▸ Exercise:
Locate each line holding the string "мудрость" and copy it.

▸ Exercise materials:
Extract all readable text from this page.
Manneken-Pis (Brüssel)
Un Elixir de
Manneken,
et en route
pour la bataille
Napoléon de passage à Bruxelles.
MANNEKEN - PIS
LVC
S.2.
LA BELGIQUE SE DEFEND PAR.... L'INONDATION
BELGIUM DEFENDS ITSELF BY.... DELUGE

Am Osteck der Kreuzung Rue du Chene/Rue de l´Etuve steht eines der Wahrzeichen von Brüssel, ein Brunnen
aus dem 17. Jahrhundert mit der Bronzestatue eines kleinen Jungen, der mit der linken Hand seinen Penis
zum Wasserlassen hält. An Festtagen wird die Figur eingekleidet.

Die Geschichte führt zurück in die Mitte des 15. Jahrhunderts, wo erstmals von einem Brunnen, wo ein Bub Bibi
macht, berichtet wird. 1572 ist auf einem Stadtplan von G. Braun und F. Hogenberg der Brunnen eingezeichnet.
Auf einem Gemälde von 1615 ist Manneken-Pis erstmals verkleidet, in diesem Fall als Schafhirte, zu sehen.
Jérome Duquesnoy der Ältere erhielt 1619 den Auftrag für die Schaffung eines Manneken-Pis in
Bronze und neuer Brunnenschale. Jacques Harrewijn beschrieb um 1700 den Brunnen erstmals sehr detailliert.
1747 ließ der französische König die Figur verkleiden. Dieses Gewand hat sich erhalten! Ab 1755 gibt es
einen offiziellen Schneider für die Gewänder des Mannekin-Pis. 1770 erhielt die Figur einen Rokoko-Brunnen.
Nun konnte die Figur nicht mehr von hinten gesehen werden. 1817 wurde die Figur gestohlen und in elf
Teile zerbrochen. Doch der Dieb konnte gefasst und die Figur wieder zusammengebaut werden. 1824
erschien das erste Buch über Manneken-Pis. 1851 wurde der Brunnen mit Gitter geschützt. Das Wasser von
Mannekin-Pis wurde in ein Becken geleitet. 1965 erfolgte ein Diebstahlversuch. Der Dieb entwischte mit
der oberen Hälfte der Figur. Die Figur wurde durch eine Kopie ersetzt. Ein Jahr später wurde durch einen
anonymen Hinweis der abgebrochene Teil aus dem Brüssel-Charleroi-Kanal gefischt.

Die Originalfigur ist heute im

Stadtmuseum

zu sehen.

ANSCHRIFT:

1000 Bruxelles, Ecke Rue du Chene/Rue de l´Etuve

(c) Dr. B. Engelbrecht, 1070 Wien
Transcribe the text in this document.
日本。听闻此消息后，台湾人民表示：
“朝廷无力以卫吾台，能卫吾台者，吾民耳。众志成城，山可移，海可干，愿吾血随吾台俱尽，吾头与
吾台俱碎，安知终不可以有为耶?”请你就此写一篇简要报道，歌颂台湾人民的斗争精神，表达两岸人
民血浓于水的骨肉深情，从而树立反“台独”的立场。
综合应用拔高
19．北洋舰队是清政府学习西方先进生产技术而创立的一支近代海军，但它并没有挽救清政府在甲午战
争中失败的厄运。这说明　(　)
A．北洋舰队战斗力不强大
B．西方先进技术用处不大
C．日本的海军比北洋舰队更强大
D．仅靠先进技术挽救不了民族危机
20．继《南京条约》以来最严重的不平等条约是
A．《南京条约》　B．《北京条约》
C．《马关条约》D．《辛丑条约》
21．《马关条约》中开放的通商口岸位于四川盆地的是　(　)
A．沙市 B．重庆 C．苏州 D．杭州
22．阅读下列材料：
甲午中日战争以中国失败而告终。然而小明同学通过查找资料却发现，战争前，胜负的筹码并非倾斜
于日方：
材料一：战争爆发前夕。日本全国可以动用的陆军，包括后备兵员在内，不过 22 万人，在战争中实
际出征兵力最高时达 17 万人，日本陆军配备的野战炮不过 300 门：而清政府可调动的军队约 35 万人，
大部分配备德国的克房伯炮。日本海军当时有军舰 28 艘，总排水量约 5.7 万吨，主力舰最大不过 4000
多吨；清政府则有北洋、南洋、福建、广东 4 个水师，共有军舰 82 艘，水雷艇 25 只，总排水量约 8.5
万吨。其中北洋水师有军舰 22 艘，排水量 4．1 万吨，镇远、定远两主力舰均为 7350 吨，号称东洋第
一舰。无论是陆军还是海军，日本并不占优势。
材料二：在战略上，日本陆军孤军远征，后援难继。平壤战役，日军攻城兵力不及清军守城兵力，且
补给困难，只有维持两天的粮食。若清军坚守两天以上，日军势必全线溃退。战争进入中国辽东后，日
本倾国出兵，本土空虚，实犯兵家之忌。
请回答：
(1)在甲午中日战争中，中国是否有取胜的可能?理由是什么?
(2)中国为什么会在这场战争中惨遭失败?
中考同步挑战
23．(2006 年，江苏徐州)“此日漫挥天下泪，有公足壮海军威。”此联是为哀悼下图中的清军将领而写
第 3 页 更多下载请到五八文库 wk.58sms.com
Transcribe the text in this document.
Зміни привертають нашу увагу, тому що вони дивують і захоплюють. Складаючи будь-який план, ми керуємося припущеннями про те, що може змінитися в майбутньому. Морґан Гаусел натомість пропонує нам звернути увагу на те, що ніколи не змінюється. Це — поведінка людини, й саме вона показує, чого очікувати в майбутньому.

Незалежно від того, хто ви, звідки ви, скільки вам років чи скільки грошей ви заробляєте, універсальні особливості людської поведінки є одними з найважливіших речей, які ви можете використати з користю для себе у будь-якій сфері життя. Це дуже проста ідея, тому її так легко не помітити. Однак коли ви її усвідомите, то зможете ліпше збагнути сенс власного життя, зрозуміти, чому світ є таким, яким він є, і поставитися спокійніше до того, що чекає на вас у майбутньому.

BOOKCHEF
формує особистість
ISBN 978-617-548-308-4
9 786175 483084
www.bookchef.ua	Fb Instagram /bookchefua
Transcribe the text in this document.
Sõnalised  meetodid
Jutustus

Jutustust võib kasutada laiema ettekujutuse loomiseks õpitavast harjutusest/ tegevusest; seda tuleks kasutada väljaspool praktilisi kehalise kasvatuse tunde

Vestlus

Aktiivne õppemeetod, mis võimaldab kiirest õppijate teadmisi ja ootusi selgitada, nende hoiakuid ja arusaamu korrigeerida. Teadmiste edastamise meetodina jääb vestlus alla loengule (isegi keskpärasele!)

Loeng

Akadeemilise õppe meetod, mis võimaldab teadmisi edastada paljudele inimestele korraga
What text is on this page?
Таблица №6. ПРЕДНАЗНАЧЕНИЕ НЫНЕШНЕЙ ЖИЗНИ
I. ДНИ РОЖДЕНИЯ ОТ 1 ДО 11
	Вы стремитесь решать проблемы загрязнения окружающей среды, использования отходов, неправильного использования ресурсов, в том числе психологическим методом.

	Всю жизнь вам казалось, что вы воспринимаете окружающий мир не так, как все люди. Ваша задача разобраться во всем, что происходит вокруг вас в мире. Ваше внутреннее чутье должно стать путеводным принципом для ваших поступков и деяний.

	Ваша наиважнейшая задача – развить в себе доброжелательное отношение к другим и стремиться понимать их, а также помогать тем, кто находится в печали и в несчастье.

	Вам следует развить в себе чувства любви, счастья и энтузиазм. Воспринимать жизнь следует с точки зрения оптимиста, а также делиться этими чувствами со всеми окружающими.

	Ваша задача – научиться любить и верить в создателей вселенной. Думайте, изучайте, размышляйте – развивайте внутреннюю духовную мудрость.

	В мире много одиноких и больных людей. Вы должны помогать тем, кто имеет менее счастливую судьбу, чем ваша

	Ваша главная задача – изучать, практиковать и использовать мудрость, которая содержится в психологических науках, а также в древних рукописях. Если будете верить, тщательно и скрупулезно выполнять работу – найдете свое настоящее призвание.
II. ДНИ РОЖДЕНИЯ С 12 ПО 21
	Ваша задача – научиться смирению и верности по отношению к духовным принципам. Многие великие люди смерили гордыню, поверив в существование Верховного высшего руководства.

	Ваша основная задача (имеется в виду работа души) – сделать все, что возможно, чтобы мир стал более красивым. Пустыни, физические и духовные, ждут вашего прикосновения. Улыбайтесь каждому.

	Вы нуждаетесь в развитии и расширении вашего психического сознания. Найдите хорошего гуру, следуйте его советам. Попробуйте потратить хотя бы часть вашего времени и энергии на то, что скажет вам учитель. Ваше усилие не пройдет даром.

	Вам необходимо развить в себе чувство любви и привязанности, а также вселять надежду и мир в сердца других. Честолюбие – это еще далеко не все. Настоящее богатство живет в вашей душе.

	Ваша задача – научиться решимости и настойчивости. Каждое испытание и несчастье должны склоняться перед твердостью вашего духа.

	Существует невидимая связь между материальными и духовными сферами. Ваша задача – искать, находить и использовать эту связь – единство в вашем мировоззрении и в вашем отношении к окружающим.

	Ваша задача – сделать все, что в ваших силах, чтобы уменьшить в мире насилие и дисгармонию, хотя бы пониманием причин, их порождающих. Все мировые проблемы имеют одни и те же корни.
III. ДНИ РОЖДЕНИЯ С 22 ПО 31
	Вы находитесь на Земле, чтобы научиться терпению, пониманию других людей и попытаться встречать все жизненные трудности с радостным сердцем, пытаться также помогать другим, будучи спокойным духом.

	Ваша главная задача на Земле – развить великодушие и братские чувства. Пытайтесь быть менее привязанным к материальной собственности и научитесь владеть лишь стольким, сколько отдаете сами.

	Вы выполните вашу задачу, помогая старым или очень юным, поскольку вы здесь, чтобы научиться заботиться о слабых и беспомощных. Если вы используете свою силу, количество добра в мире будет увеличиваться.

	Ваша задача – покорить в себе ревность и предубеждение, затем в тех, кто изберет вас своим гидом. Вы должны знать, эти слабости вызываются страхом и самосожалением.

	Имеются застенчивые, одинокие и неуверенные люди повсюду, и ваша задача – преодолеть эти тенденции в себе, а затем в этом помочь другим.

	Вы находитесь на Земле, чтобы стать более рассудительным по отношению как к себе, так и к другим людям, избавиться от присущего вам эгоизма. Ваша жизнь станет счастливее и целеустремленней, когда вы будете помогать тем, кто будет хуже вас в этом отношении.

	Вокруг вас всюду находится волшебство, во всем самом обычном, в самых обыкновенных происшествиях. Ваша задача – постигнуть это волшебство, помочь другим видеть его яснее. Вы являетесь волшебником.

▸ Written response:
	Ваша задача – научиться любить и верить в создателей вселенной. Думайте, изучайте, размышляйте – развивайте внутреннюю духовную мудрость.
	Ваша главная задача – изучать, практиковать и использовать мудрость, которая содержится в психологических науках, а также в древних рукописях. Если будете верить, тщательно и скрупулезно выполнять работу – найдете свое настоящее призвание.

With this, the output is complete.